Goal of the exercise
For the records that follow, return only the count of lines containing the string "this".

===== Excerpted data

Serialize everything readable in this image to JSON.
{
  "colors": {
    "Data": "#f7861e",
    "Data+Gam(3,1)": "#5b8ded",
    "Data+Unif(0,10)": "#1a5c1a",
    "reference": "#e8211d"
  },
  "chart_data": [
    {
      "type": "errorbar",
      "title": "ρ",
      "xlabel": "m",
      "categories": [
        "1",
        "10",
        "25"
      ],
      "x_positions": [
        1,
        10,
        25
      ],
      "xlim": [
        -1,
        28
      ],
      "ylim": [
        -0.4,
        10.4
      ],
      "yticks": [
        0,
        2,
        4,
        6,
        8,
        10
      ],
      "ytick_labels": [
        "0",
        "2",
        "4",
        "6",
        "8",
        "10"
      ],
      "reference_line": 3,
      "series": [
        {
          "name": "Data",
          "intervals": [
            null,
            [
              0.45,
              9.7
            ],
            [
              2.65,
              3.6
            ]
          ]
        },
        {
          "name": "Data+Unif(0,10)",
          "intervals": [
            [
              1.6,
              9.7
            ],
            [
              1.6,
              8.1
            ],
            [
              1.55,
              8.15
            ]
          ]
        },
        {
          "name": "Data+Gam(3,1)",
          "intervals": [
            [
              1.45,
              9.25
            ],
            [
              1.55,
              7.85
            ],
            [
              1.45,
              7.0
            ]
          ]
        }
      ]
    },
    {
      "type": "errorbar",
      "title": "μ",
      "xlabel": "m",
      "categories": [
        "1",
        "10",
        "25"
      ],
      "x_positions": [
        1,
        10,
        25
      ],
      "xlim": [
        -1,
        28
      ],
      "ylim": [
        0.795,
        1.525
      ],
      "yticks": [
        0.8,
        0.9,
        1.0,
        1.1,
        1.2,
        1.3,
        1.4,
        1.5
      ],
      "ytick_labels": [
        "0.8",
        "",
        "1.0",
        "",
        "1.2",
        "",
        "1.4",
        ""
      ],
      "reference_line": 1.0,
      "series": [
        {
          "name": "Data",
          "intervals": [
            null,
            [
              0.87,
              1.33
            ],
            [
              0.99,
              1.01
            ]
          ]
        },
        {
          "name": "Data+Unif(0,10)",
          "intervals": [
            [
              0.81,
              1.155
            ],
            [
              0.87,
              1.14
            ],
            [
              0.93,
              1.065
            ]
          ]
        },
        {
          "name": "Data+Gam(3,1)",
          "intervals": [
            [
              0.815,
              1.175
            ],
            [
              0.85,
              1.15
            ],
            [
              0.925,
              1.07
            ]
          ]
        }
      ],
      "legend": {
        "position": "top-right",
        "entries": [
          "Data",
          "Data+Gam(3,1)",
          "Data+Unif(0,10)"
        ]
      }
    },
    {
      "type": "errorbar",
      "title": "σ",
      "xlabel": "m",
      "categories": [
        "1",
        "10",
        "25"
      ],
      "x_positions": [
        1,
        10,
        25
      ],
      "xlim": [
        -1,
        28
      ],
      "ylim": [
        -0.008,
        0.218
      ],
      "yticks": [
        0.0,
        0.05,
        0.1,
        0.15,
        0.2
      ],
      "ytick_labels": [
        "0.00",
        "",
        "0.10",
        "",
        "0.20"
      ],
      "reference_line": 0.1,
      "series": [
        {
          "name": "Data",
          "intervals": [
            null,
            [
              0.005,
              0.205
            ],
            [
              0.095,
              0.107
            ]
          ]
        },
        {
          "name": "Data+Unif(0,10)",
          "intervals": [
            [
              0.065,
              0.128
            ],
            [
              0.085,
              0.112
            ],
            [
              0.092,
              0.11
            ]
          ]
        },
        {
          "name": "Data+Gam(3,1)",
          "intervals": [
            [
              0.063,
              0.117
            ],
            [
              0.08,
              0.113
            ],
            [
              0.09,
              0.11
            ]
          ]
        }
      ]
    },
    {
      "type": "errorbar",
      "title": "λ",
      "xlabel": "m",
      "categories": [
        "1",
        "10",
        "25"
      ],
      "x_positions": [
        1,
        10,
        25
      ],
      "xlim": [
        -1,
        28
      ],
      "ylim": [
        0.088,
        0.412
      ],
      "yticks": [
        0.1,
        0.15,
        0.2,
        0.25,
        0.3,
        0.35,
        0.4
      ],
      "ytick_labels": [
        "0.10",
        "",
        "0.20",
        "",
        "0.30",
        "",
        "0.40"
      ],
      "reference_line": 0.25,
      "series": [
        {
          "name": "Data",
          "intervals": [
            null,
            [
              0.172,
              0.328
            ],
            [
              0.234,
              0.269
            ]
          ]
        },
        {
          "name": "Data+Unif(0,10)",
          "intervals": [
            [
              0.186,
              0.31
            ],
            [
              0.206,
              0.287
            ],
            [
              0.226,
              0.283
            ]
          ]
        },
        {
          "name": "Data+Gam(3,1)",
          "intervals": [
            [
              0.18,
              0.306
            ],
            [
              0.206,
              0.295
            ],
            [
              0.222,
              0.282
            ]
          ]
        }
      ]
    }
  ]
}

==========
===== Excerpted data

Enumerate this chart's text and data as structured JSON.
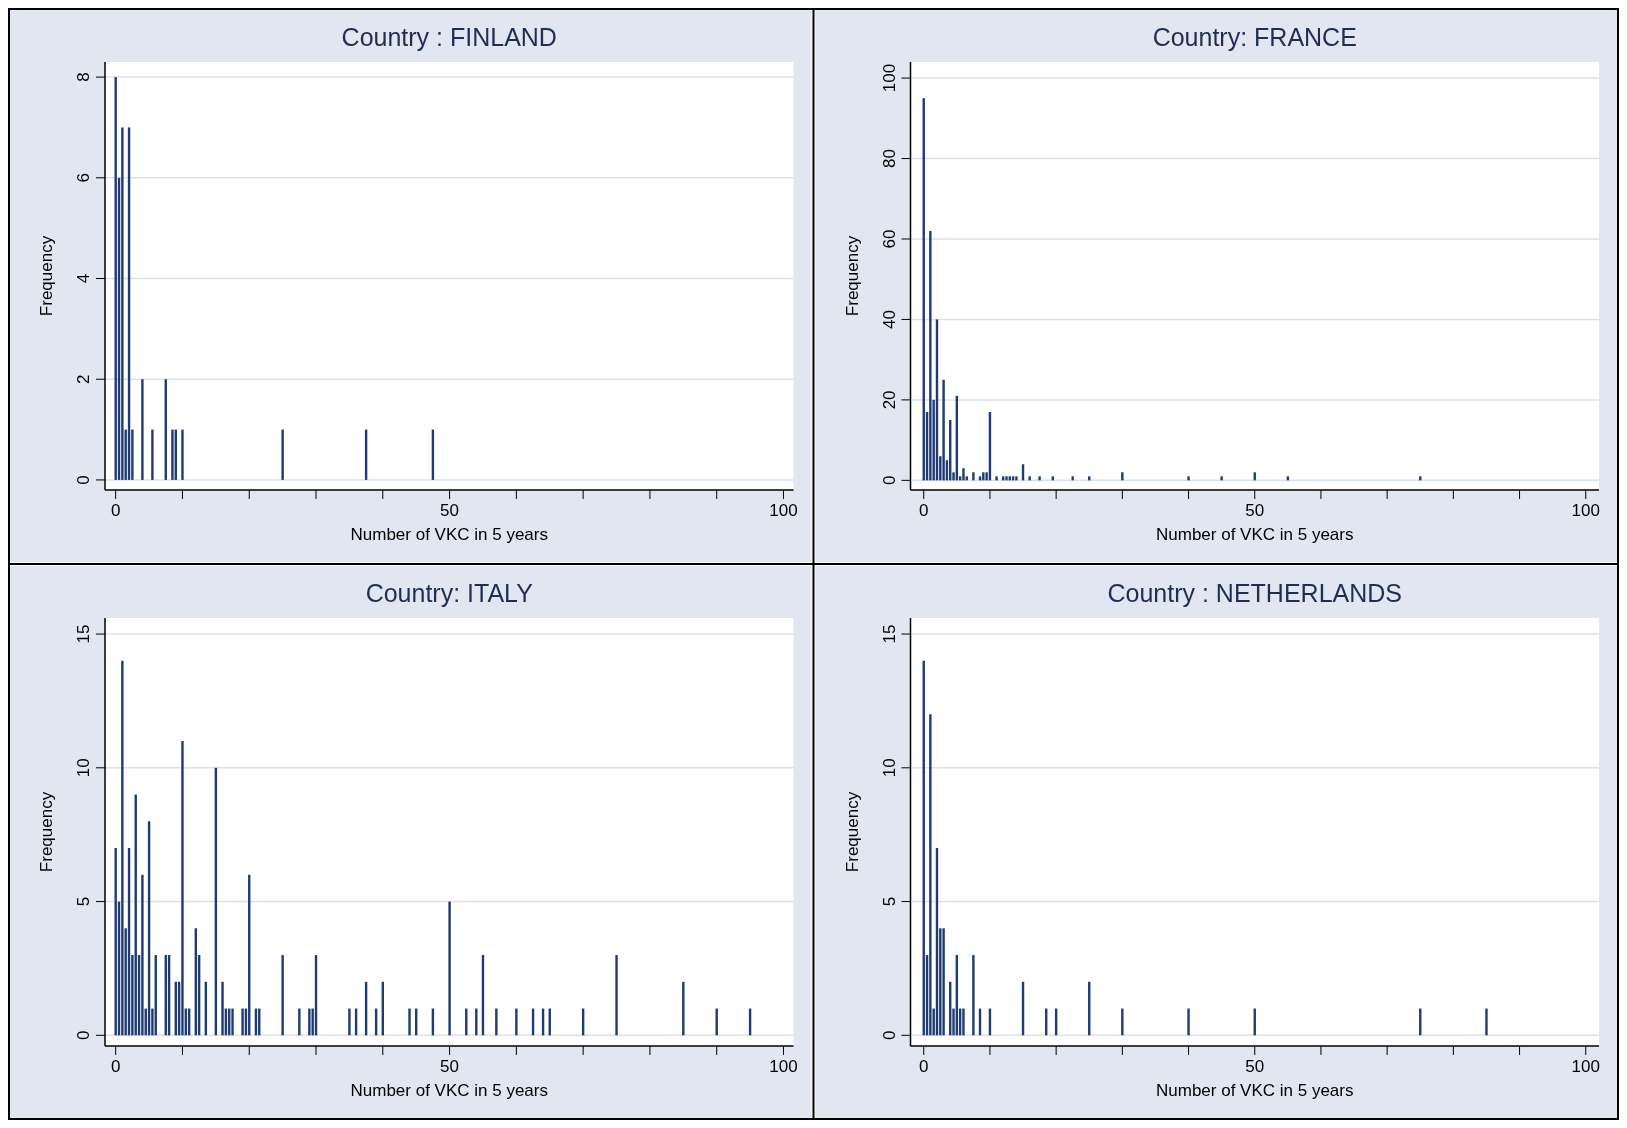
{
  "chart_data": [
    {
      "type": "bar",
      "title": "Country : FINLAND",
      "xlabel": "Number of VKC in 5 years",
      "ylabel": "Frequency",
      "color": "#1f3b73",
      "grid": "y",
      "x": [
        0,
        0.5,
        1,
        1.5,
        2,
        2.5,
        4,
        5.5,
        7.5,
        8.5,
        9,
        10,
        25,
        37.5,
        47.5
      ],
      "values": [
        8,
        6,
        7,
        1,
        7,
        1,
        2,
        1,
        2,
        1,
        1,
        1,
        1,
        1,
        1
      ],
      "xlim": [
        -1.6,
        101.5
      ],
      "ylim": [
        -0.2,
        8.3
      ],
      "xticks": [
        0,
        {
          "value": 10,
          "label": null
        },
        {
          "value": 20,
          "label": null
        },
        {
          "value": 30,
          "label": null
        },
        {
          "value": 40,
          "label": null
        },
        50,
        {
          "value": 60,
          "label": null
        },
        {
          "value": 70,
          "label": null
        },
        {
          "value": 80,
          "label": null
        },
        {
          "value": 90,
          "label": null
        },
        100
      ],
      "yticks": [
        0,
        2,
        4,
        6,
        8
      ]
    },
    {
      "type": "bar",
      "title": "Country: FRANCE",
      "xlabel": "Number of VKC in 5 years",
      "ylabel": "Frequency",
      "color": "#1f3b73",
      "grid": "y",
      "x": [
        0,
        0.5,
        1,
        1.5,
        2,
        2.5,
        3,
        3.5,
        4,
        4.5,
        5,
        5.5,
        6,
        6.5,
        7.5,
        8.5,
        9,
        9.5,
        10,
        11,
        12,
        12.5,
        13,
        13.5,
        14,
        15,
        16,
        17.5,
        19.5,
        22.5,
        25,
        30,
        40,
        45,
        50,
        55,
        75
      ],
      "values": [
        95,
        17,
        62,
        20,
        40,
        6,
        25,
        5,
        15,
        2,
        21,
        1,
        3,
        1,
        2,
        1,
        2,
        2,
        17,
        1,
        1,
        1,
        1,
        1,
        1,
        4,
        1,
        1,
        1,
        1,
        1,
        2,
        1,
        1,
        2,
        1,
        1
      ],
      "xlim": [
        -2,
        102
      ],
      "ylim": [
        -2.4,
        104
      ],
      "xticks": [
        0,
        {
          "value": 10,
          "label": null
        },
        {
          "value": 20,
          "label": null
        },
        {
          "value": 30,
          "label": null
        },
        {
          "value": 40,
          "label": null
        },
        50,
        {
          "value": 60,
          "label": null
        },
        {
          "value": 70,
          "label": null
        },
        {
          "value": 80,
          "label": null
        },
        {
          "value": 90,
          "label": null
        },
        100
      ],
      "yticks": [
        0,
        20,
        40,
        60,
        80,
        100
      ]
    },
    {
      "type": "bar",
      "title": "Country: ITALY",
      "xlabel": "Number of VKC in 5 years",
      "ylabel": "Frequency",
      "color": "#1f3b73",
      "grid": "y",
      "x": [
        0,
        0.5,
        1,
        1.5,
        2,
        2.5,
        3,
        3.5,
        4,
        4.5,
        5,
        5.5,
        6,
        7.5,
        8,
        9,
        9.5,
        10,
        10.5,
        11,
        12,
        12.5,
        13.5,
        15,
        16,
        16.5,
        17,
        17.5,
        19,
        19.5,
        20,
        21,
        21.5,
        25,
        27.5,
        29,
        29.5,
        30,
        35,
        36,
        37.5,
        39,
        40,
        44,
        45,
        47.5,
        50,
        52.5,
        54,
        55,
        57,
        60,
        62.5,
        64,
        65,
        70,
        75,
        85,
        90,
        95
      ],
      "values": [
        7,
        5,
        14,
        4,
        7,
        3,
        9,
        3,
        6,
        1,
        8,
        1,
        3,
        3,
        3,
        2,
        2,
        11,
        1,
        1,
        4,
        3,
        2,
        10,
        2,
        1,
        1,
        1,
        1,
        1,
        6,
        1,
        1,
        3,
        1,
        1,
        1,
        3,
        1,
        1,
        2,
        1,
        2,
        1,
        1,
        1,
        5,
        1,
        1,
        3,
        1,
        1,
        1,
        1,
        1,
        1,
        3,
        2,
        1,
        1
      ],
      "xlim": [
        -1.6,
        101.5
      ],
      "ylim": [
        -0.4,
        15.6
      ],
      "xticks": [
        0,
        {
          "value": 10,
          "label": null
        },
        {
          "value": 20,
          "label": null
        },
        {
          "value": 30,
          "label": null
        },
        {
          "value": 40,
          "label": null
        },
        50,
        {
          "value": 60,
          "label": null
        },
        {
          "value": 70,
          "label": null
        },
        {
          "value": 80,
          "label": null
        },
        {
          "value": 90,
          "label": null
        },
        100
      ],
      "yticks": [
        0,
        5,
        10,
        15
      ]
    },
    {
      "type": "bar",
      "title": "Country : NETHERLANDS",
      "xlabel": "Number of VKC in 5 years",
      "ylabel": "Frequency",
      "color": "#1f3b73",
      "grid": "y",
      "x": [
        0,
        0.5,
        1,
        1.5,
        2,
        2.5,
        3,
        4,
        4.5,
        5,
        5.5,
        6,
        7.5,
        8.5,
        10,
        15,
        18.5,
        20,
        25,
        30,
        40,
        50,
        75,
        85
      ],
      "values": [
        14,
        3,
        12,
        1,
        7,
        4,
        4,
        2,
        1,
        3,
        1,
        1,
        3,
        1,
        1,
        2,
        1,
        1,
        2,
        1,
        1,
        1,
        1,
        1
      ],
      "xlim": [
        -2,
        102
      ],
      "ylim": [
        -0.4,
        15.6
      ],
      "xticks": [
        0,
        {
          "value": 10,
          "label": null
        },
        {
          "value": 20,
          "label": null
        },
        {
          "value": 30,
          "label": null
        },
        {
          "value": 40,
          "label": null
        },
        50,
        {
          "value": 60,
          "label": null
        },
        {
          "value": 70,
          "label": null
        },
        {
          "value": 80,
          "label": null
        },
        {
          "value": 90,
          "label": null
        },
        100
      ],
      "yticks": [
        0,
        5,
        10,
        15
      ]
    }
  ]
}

==========
===== Excerpted data

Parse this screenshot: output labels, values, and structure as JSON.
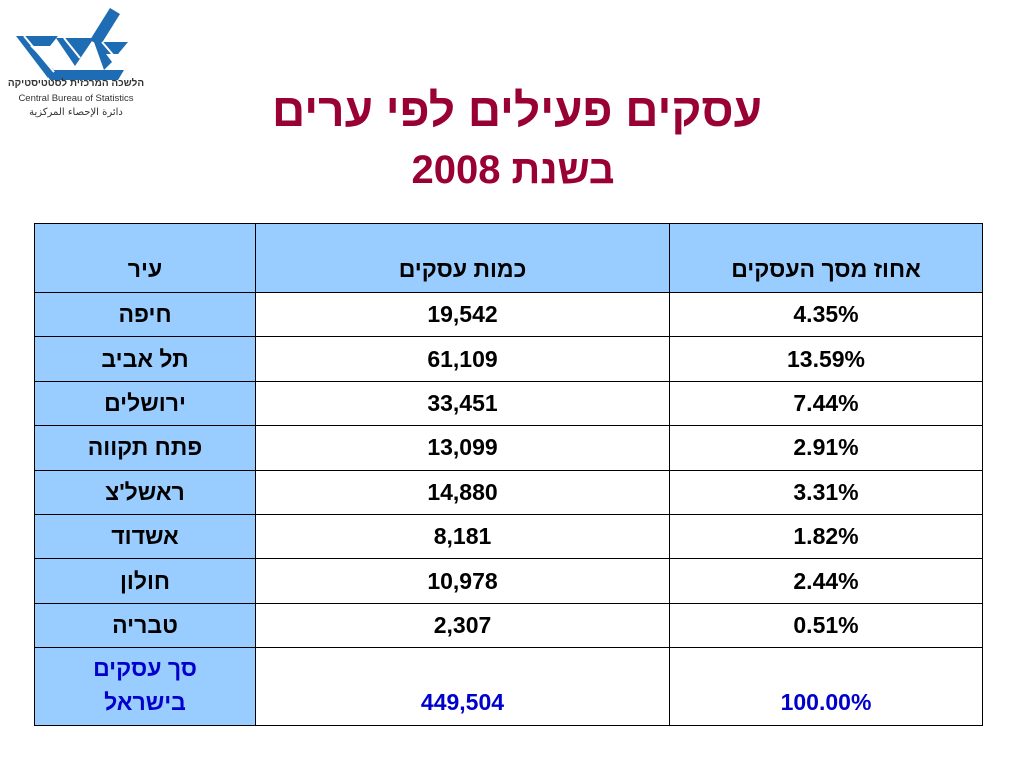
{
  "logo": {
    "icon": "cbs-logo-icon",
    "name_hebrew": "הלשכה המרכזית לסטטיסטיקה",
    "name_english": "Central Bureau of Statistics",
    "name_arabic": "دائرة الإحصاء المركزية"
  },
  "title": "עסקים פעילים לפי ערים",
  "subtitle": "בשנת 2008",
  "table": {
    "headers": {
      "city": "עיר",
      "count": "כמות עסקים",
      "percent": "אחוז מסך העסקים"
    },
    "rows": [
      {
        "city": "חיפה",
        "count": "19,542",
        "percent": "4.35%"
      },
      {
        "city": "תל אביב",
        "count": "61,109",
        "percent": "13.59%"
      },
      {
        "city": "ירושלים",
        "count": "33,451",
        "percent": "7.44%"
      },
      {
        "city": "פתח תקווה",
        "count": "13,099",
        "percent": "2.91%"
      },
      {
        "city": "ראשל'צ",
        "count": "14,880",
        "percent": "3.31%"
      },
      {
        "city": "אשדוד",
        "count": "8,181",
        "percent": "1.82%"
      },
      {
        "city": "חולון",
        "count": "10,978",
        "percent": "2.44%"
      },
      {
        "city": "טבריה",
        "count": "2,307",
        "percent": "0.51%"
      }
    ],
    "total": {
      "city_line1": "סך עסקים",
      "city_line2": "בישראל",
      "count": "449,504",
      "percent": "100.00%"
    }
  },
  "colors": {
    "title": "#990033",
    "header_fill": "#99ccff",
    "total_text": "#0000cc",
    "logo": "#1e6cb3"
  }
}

==========

Reply to the task
3